**Short task**. Repeat the listing exactly as given, omitting every image.

**Recorded data**.
···

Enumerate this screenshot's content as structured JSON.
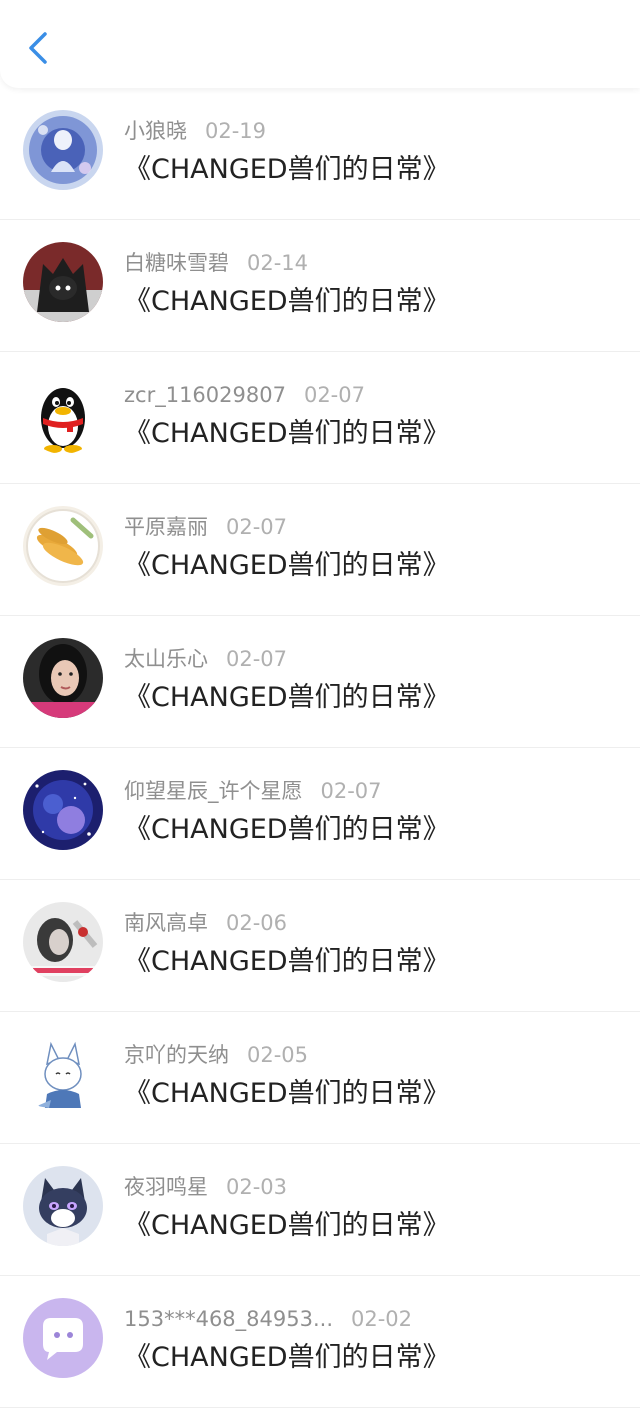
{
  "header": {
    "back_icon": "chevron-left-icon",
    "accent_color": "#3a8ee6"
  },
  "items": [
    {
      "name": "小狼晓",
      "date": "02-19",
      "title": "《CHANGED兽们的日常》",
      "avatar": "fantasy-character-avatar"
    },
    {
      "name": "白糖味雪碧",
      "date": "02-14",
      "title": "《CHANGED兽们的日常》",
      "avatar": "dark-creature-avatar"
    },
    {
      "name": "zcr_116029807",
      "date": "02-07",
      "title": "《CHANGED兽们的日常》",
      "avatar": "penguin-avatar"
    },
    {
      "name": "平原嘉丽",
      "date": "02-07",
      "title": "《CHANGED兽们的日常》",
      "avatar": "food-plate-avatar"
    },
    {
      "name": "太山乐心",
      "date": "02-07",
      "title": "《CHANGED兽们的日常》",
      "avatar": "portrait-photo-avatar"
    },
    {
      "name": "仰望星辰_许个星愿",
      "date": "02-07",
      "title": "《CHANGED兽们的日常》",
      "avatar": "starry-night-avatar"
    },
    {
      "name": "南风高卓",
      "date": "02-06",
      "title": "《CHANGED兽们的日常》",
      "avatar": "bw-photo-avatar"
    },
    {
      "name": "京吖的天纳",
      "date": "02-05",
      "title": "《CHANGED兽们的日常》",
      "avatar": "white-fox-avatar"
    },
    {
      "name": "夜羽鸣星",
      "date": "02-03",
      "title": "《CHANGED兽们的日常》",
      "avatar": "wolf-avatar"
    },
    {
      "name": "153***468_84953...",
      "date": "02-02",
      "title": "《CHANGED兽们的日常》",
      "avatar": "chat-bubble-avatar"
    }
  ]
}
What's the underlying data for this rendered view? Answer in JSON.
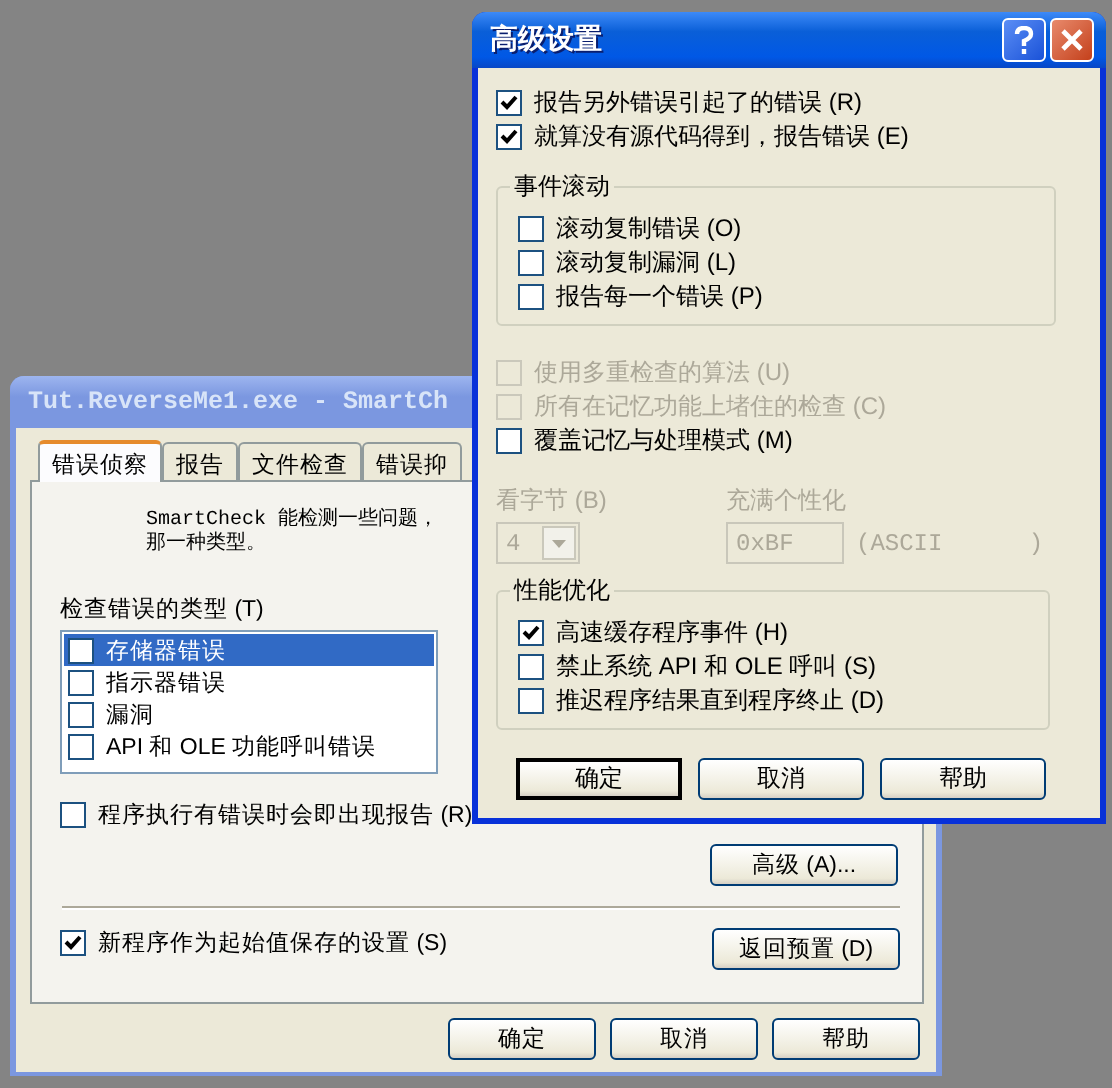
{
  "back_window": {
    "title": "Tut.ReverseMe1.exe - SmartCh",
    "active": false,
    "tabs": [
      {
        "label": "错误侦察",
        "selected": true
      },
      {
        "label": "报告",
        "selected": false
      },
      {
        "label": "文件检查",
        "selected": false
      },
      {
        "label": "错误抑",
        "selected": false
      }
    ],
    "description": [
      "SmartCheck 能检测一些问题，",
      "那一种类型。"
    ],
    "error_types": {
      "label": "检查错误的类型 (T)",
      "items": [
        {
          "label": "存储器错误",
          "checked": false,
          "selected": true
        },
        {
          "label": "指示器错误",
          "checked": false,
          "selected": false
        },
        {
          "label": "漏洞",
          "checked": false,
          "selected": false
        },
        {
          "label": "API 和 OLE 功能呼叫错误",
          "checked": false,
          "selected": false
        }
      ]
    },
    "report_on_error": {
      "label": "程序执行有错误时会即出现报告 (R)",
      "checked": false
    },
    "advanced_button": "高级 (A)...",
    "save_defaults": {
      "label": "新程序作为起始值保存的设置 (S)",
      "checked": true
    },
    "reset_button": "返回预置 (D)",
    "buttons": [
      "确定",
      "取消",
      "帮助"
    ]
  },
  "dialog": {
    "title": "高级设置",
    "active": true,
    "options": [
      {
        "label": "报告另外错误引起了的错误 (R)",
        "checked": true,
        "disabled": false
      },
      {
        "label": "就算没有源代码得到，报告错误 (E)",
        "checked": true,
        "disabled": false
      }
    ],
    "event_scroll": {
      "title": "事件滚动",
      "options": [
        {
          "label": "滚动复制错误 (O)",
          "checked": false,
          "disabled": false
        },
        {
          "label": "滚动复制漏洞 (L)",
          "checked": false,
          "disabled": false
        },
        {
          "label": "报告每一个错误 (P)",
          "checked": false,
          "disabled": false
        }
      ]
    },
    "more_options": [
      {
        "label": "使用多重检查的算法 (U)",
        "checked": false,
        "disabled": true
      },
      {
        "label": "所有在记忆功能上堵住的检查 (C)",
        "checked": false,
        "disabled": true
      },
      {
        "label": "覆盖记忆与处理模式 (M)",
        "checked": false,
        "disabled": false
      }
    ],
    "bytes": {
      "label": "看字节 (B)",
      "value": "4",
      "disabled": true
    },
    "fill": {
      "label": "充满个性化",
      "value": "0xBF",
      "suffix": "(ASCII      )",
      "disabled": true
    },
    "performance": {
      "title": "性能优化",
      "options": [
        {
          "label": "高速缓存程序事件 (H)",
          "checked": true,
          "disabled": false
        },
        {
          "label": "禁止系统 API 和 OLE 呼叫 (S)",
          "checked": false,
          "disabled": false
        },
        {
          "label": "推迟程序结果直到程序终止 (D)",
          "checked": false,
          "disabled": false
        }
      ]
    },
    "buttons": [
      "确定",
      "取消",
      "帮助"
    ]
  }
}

···

**Problem solution**.
Enumerate this screenshot's content as structured JSON.
{
  "header": {
    "back_icon": "chevron-left-icon",
    "accent_color": "#3a8ee6"
  },
  "items": [
    {
      "name": "小狼晓",
      "date": "02-19",
      "title": "《CHANGED兽们的日常》",
      "avatar": "fantasy-character-avatar"
    },
    {
      "name": "白糖味雪碧",
      "date": "02-14",
      "title": "《CHANGED兽们的日常》",
      "avatar": "dark-creature-avatar"
    },
    {
      "name": "zcr_116029807",
      "date": "02-07",
      "title": "《CHANGED兽们的日常》",
      "avatar": "penguin-avatar"
    },
    {
      "name": "平原嘉丽",
      "date": "02-07",
      "title": "《CHANGED兽们的日常》",
      "avatar": "food-plate-avatar"
    },
    {
      "name": "太山乐心",
      "date": "02-07",
      "title": "《CHANGED兽们的日常》",
      "avatar": "portrait-photo-avatar"
    },
    {
      "name": "仰望星辰_许个星愿",
      "date": "02-07",
      "title": "《CHANGED兽们的日常》",
      "avatar": "starry-night-avatar"
    },
    {
      "name": "南风高卓",
      "date": "02-06",
      "title": "《CHANGED兽们的日常》",
      "avatar": "bw-photo-avatar"
    },
    {
      "name": "京吖的天纳",
      "date": "02-05",
      "title": "《CHANGED兽们的日常》",
      "avatar": "white-fox-avatar"
    },
    {
      "name": "夜羽鸣星",
      "date": "02-03",
      "title": "《CHANGED兽们的日常》",
      "avatar": "wolf-avatar"
    },
    {
      "name": "153***468_84953...",
      "date": "02-02",
      "title": "《CHANGED兽们的日常》",
      "avatar": "chat-bubble-avatar"
    }
  ]
}
What's the underlying data for this rendered view? Answer in JSON.
{
  "back_window": {
    "title": "Tut.ReverseMe1.exe - SmartCh",
    "active": false,
    "tabs": [
      {
        "label": "错误侦察",
        "selected": true
      },
      {
        "label": "报告",
        "selected": false
      },
      {
        "label": "文件检查",
        "selected": false
      },
      {
        "label": "错误抑",
        "selected": false
      }
    ],
    "description": [
      "SmartCheck 能检测一些问题，",
      "那一种类型。"
    ],
    "error_types": {
      "label": "检查错误的类型 (T)",
      "items": [
        {
          "label": "存储器错误",
          "checked": false,
          "selected": true
        },
        {
          "label": "指示器错误",
          "checked": false,
          "selected": false
        },
        {
          "label": "漏洞",
          "checked": false,
          "selected": false
        },
        {
          "label": "API 和 OLE 功能呼叫错误",
          "checked": false,
          "selected": false
        }
      ]
    },
    "report_on_error": {
      "label": "程序执行有错误时会即出现报告 (R)",
      "checked": false
    },
    "advanced_button": "高级 (A)...",
    "save_defaults": {
      "label": "新程序作为起始值保存的设置 (S)",
      "checked": true
    },
    "reset_button": "返回预置 (D)",
    "buttons": [
      "确定",
      "取消",
      "帮助"
    ]
  },
  "dialog": {
    "title": "高级设置",
    "active": true,
    "options": [
      {
        "label": "报告另外错误引起了的错误 (R)",
        "checked": true,
        "disabled": false
      },
      {
        "label": "就算没有源代码得到，报告错误 (E)",
        "checked": true,
        "disabled": false
      }
    ],
    "event_scroll": {
      "title": "事件滚动",
      "options": [
        {
          "label": "滚动复制错误 (O)",
          "checked": false,
          "disabled": false
        },
        {
          "label": "滚动复制漏洞 (L)",
          "checked": false,
          "disabled": false
        },
        {
          "label": "报告每一个错误 (P)",
          "checked": false,
          "disabled": false
        }
      ]
    },
    "more_options": [
      {
        "label": "使用多重检查的算法 (U)",
        "checked": false,
        "disabled": true
      },
      {
        "label": "所有在记忆功能上堵住的检查 (C)",
        "checked": false,
        "disabled": true
      },
      {
        "label": "覆盖记忆与处理模式 (M)",
        "checked": false,
        "disabled": false
      }
    ],
    "bytes": {
      "label": "看字节 (B)",
      "value": "4",
      "disabled": true
    },
    "fill": {
      "label": "充满个性化",
      "value": "0xBF",
      "suffix": "(ASCII      )",
      "disabled": true
    },
    "performance": {
      "title": "性能优化",
      "options": [
        {
          "label": "高速缓存程序事件 (H)",
          "checked": true,
          "disabled": false
        },
        {
          "label": "禁止系统 API 和 OLE 呼叫 (S)",
          "checked": false,
          "disabled": false
        },
        {
          "label": "推迟程序结果直到程序终止 (D)",
          "checked": false,
          "disabled": false
        }
      ]
    },
    "buttons": [
      "确定",
      "取消",
      "帮助"
    ]
  }
}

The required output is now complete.